## Stated problem
Check every line of the material below for the string "unit", and return the ones that have it.

## Material provided

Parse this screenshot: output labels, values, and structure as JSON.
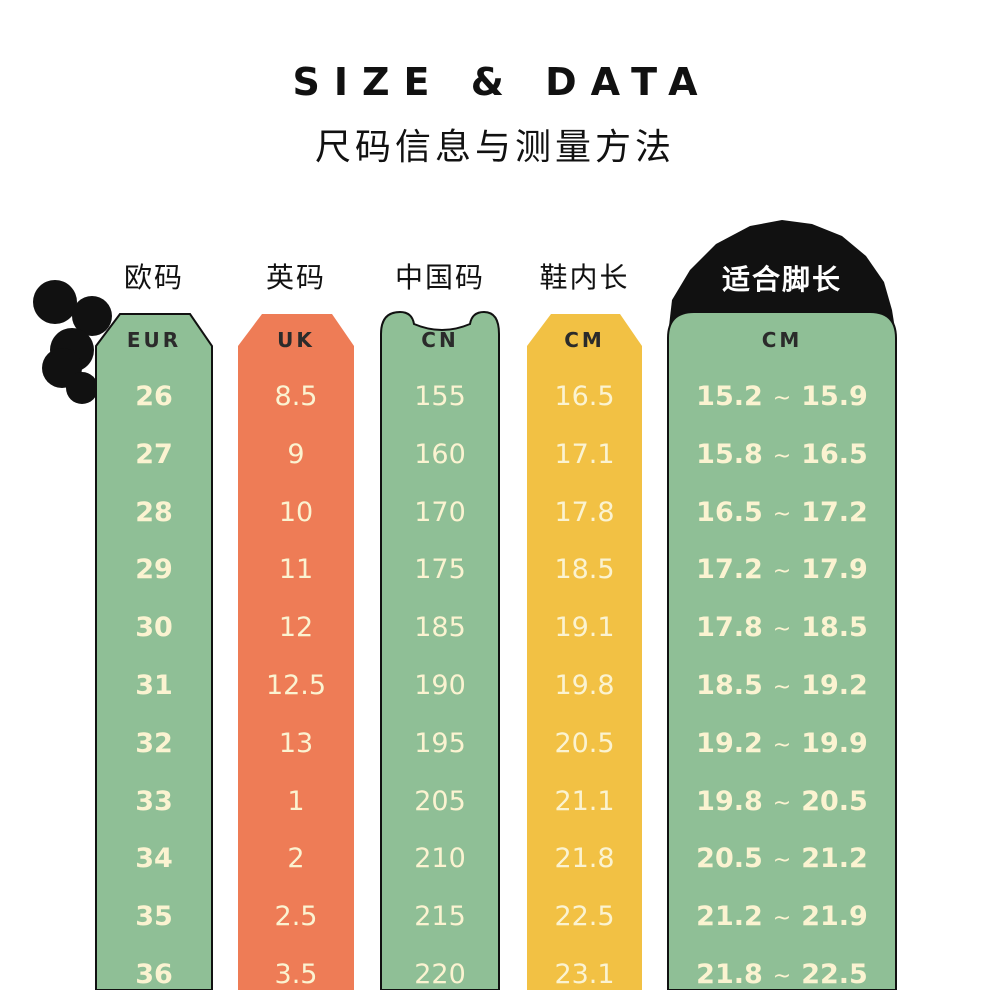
{
  "header": {
    "title_en": "SIZE & DATA",
    "title_cn": "尺码信息与测量方法"
  },
  "colors": {
    "green": "#8fbf96",
    "orange": "#ee7c56",
    "yellow": "#f2c144",
    "black": "#111111",
    "cell_text": "#fbf3d1"
  },
  "columns": {
    "eur": {
      "label": "欧码",
      "unit": "EUR",
      "values": [
        "26",
        "27",
        "28",
        "29",
        "30",
        "31",
        "32",
        "33",
        "34",
        "35",
        "36"
      ]
    },
    "uk": {
      "label": "英码",
      "unit": "UK",
      "values": [
        "8.5",
        "9",
        "10",
        "11",
        "12",
        "12.5",
        "13",
        "1",
        "2",
        "2.5",
        "3.5"
      ]
    },
    "cn": {
      "label": "中国码",
      "unit": "CN",
      "values": [
        "155",
        "160",
        "170",
        "175",
        "185",
        "190",
        "195",
        "205",
        "210",
        "215",
        "220"
      ]
    },
    "insole": {
      "label": "鞋内长",
      "unit": "CM",
      "values": [
        "16.5",
        "17.1",
        "17.8",
        "18.5",
        "19.1",
        "19.8",
        "20.5",
        "21.1",
        "21.8",
        "22.5",
        "23.1"
      ]
    },
    "fit": {
      "label": "适合脚长",
      "unit": "CM",
      "tilde": "~",
      "rows": [
        {
          "min": "15.2",
          "max": "15.9"
        },
        {
          "min": "15.8",
          "max": "16.5"
        },
        {
          "min": "16.5",
          "max": "17.2"
        },
        {
          "min": "17.2",
          "max": "17.9"
        },
        {
          "min": "17.8",
          "max": "18.5"
        },
        {
          "min": "18.5",
          "max": "19.2"
        },
        {
          "min": "19.2",
          "max": "19.9"
        },
        {
          "min": "19.8",
          "max": "20.5"
        },
        {
          "min": "20.5",
          "max": "21.2"
        },
        {
          "min": "21.2",
          "max": "21.9"
        },
        {
          "min": "21.8",
          "max": "22.5"
        }
      ]
    }
  }
}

## The completed task
      "unit": "EUR",
      "unit": "UK",
      "unit": "CN",
      "unit": "CM",
      "unit": "CM",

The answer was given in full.